* BEGIN *

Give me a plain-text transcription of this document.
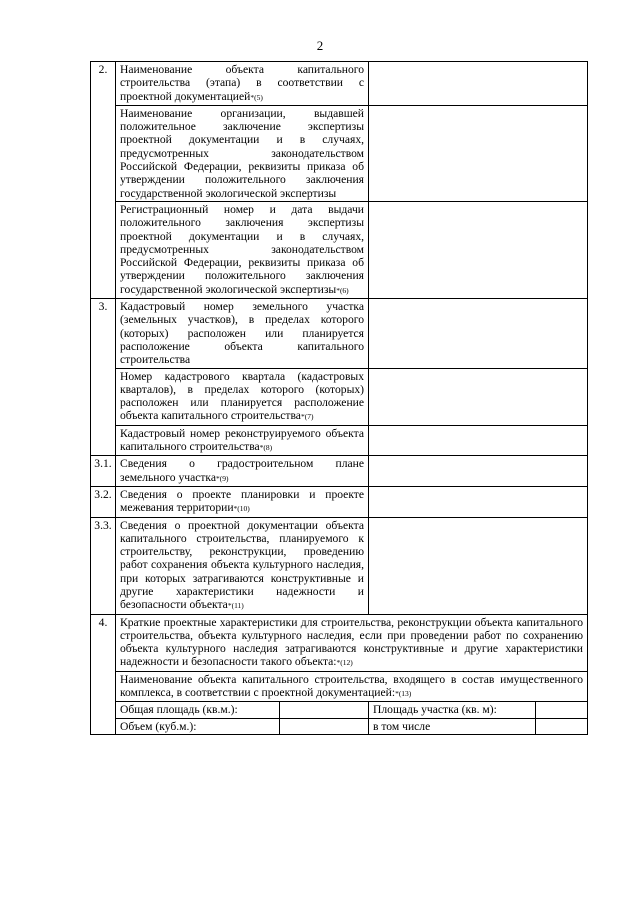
2
2.	Наименование объекта капитального строительства (этапа) в соответствии с проектной документацией*(5)			
	Наименование организации, выдавшей положительное заключение экспертизы проектной документации и в случаях, предусмотренных законодательством Российской Федерации, реквизиты приказа об утверждении положительного заключения государственной экологической экспертизы			
	Регистрационный номер и дата выдачи положительного заключения экспертизы проектной документации и в случаях, предусмотренных законодательством Российской Федерации, реквизиты приказа об утверждении положительного заключения государственной экологической экспертизы*(6)			
3.	Кадастровый номер земельного участка (земельных участков), в пределах которого (которых) расположен или планируется расположение объекта капитального строительства			
	Номер кадастрового квартала (кадастровых кварталов), в пределах которого (которых) расположен или планируется расположение объекта капитального строительства*(7)			
	Кадастровый номер реконструируемого объекта капитального строительства*(8)			
3.1.	Сведения о градостроительном плане земельного участка*(9)			
3.2.	Сведения о проекте планировки и проекте межевания территории*(10)			
3.3.	Сведения о проектной документации объекта капитального строительства, планируемого к строительству, реконструкции, проведению работ сохранения объекта культурного наследия, при которых затрагиваются конструктивные и другие характеристики надежности и безопасности объекта*(11)			
4.	Краткие проектные характеристики для строительства, реконструкции объекта капитального строительства, объекта культурного наследия, если при проведении работ по сохранению объекта культурного наследия затрагиваются конструктивные и другие характеристики надежности и безопасности такого объекта:*(12)			
	Наименование объекта капитального строительства, входящего в состав имущественного комплекса, в соответствии с проектной документацией:*(13)			
	Общая площадь (кв.м.):		Площадь участка (кв. м):	
	Объем (куб.м.):		в том числе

* END *

### WHAT THE TASK ASKS
Keep the pictures out of the copy and write out the data exactly as it stands.

### RESULT
Give me a plain-text transcription of this document.
2
2.	Наименование объекта капитального строительства (этапа) в соответствии с проектной документацией*(5)			
	Наименование организации, выдавшей положительное заключение экспертизы проектной документации и в случаях, предусмотренных законодательством Российской Федерации, реквизиты приказа об утверждении положительного заключения государственной экологической экспертизы			
	Регистрационный номер и дата выдачи положительного заключения экспертизы проектной документации и в случаях, предусмотренных законодательством Российской Федерации, реквизиты приказа об утверждении положительного заключения государственной экологической экспертизы*(6)			
3.	Кадастровый номер земельного участка (земельных участков), в пределах которого (которых) расположен или планируется расположение объекта капитального строительства			
	Номер кадастрового квартала (кадастровых кварталов), в пределах которого (которых) расположен или планируется расположение объекта капитального строительства*(7)			
	Кадастровый номер реконструируемого объекта капитального строительства*(8)			
3.1.	Сведения о градостроительном плане земельного участка*(9)			
3.2.	Сведения о проекте планировки и проекте межевания территории*(10)			
3.3.	Сведения о проектной документации объекта капитального строительства, планируемого к строительству, реконструкции, проведению работ сохранения объекта культурного наследия, при которых затрагиваются конструктивные и другие характеристики надежности и безопасности объекта*(11)			
4.	Краткие проектные характеристики для строительства, реконструкции объекта капитального строительства, объекта культурного наследия, если при проведении работ по сохранению объекта культурного наследия затрагиваются конструктивные и другие характеристики надежности и безопасности такого объекта:*(12)			
	Наименование объекта капитального строительства, входящего в состав имущественного комплекса, в соответствии с проектной документацией:*(13)			
	Общая площадь (кв.м.):		Площадь участка (кв. м):	
	Объем (куб.м.):		в том числе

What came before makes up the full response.